▶ _WHAT TO PRODUCE_
Identify every line containing the word "Cestovná" and reproduce each one.

▶ _INPUT_
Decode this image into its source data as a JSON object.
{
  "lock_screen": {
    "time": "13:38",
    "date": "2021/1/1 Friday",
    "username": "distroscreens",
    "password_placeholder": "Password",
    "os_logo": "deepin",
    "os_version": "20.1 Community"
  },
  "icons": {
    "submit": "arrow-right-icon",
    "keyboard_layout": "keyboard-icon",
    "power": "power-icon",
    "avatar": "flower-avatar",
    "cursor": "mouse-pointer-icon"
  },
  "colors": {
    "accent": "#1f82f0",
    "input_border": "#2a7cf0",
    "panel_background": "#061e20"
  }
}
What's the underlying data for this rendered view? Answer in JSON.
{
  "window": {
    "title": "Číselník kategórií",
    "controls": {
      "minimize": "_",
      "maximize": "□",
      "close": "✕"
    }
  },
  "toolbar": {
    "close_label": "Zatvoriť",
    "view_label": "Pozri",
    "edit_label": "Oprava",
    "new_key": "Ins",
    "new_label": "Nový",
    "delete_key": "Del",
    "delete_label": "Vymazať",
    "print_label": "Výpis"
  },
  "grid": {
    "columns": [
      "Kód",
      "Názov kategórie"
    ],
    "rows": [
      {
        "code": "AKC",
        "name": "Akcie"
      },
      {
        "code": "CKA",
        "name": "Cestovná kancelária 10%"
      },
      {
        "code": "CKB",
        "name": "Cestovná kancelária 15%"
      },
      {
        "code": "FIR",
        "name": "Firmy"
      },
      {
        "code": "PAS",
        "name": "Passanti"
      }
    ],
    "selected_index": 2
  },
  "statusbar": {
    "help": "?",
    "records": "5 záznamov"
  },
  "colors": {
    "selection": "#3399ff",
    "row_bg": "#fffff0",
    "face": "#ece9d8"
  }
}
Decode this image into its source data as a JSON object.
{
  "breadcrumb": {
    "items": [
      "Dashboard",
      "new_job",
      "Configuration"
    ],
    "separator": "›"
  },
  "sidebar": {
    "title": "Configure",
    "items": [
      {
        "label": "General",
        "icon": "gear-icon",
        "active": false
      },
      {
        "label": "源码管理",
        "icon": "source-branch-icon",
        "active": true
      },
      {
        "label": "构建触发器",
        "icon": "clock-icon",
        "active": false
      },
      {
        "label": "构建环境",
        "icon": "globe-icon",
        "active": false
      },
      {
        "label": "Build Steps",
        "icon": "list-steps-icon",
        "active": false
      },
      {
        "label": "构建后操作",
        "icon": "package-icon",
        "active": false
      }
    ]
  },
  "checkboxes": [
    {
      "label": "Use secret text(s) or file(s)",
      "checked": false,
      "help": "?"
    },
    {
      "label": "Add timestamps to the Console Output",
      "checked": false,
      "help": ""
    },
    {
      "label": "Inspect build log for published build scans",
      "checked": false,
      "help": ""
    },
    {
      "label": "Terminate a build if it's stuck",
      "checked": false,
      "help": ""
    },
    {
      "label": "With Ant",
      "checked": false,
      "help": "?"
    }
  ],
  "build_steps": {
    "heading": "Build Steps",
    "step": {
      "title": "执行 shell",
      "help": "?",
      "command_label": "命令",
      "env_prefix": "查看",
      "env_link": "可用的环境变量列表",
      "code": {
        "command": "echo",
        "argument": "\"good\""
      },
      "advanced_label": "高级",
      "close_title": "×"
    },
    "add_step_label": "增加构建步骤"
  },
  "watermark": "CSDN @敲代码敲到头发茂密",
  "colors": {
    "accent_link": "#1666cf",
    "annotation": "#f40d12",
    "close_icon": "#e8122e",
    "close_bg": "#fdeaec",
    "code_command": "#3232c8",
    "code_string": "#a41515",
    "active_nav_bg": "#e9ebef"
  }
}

▶ _SOLVED PROBLEM_
        "name": "Cestovná kancelária 10%"
        "name": "Cestovná kancelária 15%"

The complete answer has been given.